▼

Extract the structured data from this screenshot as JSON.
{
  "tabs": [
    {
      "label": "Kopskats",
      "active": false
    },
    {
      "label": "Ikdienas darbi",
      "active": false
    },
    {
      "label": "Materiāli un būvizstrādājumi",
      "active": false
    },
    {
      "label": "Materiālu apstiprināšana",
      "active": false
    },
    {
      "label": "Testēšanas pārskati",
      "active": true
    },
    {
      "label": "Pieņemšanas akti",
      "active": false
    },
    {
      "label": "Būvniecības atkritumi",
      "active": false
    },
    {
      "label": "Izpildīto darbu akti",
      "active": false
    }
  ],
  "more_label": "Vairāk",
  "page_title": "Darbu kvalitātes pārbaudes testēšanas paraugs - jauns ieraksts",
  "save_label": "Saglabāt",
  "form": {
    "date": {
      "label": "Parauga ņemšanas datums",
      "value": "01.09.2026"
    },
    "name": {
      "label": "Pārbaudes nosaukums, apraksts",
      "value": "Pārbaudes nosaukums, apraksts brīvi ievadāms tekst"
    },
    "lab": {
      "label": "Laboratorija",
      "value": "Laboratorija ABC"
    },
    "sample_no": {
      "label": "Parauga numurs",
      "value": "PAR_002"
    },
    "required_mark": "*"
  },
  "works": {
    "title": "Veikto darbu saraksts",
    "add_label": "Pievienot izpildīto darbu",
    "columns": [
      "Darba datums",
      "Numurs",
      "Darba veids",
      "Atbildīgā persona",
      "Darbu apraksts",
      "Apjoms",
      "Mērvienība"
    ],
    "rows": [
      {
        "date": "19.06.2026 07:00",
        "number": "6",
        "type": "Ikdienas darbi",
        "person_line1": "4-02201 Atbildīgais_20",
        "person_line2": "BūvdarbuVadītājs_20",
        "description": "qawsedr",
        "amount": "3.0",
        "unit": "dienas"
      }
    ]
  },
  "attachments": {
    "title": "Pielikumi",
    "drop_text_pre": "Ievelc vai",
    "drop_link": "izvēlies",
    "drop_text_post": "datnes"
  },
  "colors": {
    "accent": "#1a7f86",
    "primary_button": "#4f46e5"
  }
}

▲

> _Stated problem_: Find how many lines include the string "apraksts" and report that number alone.

> _Reply to the task_: 3